• **The problem**:
Answer with one number: how many lines hold "text".

[Data entries]
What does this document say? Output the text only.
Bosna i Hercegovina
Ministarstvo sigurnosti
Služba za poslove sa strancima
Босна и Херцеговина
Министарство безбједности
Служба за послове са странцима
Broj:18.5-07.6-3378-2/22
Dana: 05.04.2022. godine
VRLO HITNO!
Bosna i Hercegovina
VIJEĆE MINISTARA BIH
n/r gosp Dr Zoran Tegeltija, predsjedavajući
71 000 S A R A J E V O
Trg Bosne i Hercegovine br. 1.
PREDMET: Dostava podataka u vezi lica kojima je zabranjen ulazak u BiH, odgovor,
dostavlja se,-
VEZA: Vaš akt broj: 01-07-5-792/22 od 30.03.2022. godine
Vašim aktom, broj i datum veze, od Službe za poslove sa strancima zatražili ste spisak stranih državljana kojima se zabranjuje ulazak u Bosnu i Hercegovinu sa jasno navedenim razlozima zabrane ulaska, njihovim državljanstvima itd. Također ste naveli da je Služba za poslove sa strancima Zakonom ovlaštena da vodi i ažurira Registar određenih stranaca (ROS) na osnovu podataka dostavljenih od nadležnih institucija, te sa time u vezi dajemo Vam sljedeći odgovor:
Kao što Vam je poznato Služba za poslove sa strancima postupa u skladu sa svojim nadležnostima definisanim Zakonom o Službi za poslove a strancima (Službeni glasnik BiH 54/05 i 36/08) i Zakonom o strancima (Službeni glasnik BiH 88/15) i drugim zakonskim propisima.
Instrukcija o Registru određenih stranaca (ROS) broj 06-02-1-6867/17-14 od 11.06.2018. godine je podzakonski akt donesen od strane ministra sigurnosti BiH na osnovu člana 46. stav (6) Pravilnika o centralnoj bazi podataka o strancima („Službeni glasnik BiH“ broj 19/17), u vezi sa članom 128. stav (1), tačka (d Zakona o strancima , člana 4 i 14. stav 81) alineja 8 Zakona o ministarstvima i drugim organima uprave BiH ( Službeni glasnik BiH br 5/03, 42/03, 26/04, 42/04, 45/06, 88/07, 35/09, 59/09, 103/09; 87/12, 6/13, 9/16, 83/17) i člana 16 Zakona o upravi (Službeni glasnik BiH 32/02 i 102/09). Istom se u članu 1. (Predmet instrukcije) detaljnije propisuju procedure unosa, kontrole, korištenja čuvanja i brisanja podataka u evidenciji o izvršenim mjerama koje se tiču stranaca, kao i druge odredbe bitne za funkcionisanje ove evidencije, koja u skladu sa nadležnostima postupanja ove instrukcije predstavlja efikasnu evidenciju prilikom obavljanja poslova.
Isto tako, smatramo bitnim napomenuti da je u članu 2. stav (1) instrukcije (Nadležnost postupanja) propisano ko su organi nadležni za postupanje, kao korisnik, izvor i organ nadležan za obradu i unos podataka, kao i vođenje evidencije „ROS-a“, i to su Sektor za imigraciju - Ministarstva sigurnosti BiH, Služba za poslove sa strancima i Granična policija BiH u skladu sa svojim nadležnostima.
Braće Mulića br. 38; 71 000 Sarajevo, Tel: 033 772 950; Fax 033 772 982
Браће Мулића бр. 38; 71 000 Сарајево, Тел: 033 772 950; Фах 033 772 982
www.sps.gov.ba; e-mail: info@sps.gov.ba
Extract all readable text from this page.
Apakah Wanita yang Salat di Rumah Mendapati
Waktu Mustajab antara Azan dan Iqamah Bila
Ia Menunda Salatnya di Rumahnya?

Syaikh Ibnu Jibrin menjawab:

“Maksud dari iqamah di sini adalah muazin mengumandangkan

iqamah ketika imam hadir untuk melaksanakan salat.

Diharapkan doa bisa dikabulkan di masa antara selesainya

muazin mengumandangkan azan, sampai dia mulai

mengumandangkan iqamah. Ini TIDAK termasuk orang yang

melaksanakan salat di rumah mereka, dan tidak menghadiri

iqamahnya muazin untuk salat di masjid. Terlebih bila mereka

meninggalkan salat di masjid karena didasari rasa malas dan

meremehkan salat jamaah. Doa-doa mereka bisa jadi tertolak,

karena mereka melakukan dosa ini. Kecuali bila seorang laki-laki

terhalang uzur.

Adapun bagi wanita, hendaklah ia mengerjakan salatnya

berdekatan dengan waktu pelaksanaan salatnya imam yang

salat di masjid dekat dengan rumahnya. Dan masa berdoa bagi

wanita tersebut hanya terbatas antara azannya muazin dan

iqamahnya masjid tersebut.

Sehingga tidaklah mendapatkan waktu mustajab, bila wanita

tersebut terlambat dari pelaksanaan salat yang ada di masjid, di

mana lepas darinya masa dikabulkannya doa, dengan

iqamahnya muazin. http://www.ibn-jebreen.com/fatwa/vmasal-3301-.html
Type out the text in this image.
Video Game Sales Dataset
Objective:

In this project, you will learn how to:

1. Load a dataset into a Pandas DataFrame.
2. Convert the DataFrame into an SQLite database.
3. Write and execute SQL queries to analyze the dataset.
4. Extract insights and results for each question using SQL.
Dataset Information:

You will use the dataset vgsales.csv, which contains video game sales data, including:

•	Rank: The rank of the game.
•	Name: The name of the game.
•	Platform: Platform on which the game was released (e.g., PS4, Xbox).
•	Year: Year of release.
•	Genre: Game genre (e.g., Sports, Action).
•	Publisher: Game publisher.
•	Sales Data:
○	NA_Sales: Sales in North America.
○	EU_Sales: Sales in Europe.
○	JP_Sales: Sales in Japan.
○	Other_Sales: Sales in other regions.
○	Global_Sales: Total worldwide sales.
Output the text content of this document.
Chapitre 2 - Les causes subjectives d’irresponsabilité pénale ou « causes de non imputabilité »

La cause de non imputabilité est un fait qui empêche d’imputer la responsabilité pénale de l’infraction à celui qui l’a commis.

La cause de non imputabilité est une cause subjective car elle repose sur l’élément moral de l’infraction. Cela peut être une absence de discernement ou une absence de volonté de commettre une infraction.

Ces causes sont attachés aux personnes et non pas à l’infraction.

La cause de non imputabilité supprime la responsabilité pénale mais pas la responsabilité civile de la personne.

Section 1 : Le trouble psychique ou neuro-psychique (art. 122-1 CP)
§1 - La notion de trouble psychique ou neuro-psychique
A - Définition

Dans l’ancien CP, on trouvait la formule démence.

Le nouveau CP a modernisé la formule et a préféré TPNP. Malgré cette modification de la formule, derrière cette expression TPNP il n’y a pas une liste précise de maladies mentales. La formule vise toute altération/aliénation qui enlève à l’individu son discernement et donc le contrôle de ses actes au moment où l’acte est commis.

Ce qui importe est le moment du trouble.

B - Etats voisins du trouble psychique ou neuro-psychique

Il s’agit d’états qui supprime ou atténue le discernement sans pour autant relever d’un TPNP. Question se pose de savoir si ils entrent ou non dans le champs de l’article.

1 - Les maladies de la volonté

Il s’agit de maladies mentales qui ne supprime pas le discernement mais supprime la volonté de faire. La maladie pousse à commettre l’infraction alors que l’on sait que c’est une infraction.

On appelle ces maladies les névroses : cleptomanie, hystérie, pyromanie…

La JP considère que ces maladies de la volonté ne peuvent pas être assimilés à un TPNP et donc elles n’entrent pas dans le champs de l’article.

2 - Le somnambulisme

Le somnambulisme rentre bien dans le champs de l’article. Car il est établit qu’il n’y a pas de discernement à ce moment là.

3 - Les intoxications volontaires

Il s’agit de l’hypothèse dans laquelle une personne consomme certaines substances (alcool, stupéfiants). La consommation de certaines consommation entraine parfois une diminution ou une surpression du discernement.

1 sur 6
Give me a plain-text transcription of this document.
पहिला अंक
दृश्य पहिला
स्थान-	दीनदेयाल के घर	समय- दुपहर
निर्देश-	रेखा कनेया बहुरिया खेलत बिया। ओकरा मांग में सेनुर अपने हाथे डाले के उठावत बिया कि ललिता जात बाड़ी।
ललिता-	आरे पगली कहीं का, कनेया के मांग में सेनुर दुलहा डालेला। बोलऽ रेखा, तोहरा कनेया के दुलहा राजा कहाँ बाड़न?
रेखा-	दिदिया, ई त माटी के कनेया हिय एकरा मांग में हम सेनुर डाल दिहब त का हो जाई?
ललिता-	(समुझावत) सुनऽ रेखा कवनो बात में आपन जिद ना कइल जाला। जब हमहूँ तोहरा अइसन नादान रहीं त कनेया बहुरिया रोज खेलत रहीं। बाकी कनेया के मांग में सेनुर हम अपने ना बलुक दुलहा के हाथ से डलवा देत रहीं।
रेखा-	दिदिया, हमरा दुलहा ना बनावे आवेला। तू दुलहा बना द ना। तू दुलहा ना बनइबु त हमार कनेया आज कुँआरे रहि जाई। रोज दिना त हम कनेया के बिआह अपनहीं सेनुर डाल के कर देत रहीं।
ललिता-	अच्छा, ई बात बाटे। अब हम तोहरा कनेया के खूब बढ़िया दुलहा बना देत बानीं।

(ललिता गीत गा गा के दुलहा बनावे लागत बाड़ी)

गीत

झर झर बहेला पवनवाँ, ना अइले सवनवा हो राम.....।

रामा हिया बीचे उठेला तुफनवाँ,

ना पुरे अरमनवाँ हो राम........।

• **Output**:
5